* PROBLEM *
Repeat everything in the material exactly.

## Begin AVAILABLE RECORDS

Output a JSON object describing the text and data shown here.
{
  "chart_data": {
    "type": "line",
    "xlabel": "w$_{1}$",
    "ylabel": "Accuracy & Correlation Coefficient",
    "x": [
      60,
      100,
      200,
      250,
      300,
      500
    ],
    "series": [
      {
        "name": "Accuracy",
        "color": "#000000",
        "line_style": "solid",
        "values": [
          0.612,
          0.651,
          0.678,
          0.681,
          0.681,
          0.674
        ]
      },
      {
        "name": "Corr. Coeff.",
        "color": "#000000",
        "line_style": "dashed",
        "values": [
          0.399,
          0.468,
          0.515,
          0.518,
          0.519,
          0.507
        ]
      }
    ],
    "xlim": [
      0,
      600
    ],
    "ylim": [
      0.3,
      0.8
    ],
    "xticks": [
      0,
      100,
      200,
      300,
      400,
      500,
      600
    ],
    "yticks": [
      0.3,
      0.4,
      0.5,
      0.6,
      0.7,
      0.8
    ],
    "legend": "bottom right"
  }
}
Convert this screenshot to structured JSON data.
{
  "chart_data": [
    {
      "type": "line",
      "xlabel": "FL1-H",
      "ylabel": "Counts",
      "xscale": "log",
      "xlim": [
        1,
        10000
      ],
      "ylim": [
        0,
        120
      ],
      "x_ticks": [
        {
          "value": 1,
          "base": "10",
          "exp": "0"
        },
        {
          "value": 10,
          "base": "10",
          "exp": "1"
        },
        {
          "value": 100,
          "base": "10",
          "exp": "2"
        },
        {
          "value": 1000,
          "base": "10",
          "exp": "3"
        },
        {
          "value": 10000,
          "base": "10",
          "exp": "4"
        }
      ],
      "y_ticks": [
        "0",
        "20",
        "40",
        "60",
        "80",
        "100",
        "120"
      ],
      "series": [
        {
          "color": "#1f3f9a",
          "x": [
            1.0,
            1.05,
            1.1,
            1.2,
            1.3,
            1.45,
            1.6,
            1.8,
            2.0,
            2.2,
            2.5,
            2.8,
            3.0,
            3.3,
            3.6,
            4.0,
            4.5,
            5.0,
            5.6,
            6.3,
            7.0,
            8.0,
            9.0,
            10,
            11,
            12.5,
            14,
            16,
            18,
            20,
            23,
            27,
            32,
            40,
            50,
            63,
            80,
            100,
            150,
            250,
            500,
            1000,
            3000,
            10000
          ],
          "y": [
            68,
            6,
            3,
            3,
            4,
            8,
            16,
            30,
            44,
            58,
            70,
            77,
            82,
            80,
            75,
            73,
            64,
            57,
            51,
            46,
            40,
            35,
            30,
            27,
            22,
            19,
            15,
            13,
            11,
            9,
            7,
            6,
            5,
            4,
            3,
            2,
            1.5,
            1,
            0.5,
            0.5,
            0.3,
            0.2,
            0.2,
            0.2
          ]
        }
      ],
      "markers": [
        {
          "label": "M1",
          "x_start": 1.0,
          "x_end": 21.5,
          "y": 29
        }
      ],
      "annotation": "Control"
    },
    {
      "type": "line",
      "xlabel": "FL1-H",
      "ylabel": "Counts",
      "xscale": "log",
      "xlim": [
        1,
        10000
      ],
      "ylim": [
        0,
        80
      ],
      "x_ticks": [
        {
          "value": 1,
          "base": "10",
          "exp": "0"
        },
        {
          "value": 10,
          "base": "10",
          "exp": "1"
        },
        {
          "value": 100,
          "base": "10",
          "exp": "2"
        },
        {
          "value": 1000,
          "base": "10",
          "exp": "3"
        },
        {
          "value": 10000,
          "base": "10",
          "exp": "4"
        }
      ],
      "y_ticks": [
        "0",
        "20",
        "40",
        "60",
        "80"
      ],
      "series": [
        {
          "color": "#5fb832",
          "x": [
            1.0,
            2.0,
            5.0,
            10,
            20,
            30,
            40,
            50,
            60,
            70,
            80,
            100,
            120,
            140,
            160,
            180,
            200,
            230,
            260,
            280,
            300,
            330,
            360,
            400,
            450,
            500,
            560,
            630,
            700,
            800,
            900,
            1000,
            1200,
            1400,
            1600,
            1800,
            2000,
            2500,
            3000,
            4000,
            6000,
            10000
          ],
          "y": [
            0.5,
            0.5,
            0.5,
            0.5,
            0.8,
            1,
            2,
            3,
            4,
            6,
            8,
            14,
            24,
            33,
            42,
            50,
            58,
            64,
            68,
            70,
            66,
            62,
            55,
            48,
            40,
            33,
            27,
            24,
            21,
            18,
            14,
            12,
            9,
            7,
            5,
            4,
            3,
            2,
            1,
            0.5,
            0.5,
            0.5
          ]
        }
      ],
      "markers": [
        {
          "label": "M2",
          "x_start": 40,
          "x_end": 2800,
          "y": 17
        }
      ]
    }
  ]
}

## End AVAILABLE RECORDS

* EXERCISE OUTPUT *
Output a JSON object describing the text and data shown here.
{
  "chart_data": {
    "type": "line",
    "xlabel": "w$_{1}$",
    "ylabel": "Accuracy & Correlation Coefficient",
    "x": [
      60,
      100,
      200,
      250,
      300,
      500
    ],
    "series": [
      {
        "name": "Accuracy",
        "color": "#000000",
        "line_style": "solid",
        "values": [
          0.612,
          0.651,
          0.678,
          0.681,
          0.681,
          0.674
        ]
      },
      {
        "name": "Corr. Coeff.",
        "color": "#000000",
        "line_style": "dashed",
        "values": [
          0.399,
          0.468,
          0.515,
          0.518,
          0.519,
          0.507
        ]
      }
    ],
    "xlim": [
      0,
      600
    ],
    "ylim": [
      0.3,
      0.8
    ],
    "xticks": [
      0,
      100,
      200,
      300,
      400,
      500,
      600
    ],
    "yticks": [
      0.3,
      0.4,
      0.5,
      0.6,
      0.7,
      0.8
    ],
    "legend": "bottom right"
  }
}
Convert this screenshot to structured JSON data.
{
  "chart_data": [
    {
      "type": "line",
      "xlabel": "FL1-H",
      "ylabel": "Counts",
      "xscale": "log",
      "xlim": [
        1,
        10000
      ],
      "ylim": [
        0,
        120
      ],
      "x_ticks": [
        {
          "value": 1,
          "base": "10",
          "exp": "0"
        },
        {
          "value": 10,
          "base": "10",
          "exp": "1"
        },
        {
          "value": 100,
          "base": "10",
          "exp": "2"
        },
        {
          "value": 1000,
          "base": "10",
          "exp": "3"
        },
        {
          "value": 10000,
          "base": "10",
          "exp": "4"
        }
      ],
      "y_ticks": [
        "0",
        "20",
        "40",
        "60",
        "80",
        "100",
        "120"
      ],
      "series": [
        {
          "color": "#1f3f9a",
          "x": [
            1.0,
            1.05,
            1.1,
            1.2,
            1.3,
            1.45,
            1.6,
            1.8,
            2.0,
            2.2,
            2.5,
            2.8,
            3.0,
            3.3,
            3.6,
            4.0,
            4.5,
            5.0,
            5.6,
            6.3,
            7.0,
            8.0,
            9.0,
            10,
            11,
            12.5,
            14,
            16,
            18,
            20,
            23,
            27,
            32,
            40,
            50,
            63,
            80,
            100,
            150,
            250,
            500,
            1000,
            3000,
            10000
          ],
          "y": [
            68,
            6,
            3,
            3,
            4,
            8,
            16,
            30,
            44,
            58,
            70,
            77,
            82,
            80,
            75,
            73,
            64,
            57,
            51,
            46,
            40,
            35,
            30,
            27,
            22,
            19,
            15,
            13,
            11,
            9,
            7,
            6,
            5,
            4,
            3,
            2,
            1.5,
            1,
            0.5,
            0.5,
            0.3,
            0.2,
            0.2,
            0.2
          ]
        }
      ],
      "markers": [
        {
          "label": "M1",
          "x_start": 1.0,
          "x_end": 21.5,
          "y": 29
        }
      ],
      "annotation": "Control"
    },
    {
      "type": "line",
      "xlabel": "FL1-H",
      "ylabel": "Counts",
      "xscale": "log",
      "xlim": [
        1,
        10000
      ],
      "ylim": [
        0,
        80
      ],
      "x_ticks": [
        {
          "value": 1,
          "base": "10",
          "exp": "0"
        },
        {
          "value": 10,
          "base": "10",
          "exp": "1"
        },
        {
          "value": 100,
          "base": "10",
          "exp": "2"
        },
        {
          "value": 1000,
          "base": "10",
          "exp": "3"
        },
        {
          "value": 10000,
          "base": "10",
          "exp": "4"
        }
      ],
      "y_ticks": [
        "0",
        "20",
        "40",
        "60",
        "80"
      ],
      "series": [
        {
          "color": "#5fb832",
          "x": [
            1.0,
            2.0,
            5.0,
            10,
            20,
            30,
            40,
            50,
            60,
            70,
            80,
            100,
            120,
            140,
            160,
            180,
            200,
            230,
            260,
            280,
            300,
            330,
            360,
            400,
            450,
            500,
            560,
            630,
            700,
            800,
            900,
            1000,
            1200,
            1400,
            1600,
            1800,
            2000,
            2500,
            3000,
            4000,
            6000,
            10000
          ],
          "y": [
            0.5,
            0.5,
            0.5,
            0.5,
            0.8,
            1,
            2,
            3,
            4,
            6,
            8,
            14,
            24,
            33,
            42,
            50,
            58,
            64,
            68,
            70,
            66,
            62,
            55,
            48,
            40,
            33,
            27,
            24,
            21,
            18,
            14,
            12,
            9,
            7,
            5,
            4,
            3,
            2,
            1,
            0.5,
            0.5,
            0.5
          ]
        }
      ],
      "markers": [
        {
          "label": "M2",
          "x_start": 40,
          "x_end": 2800,
          "y": 17
        }
      ]
    }
  ]
}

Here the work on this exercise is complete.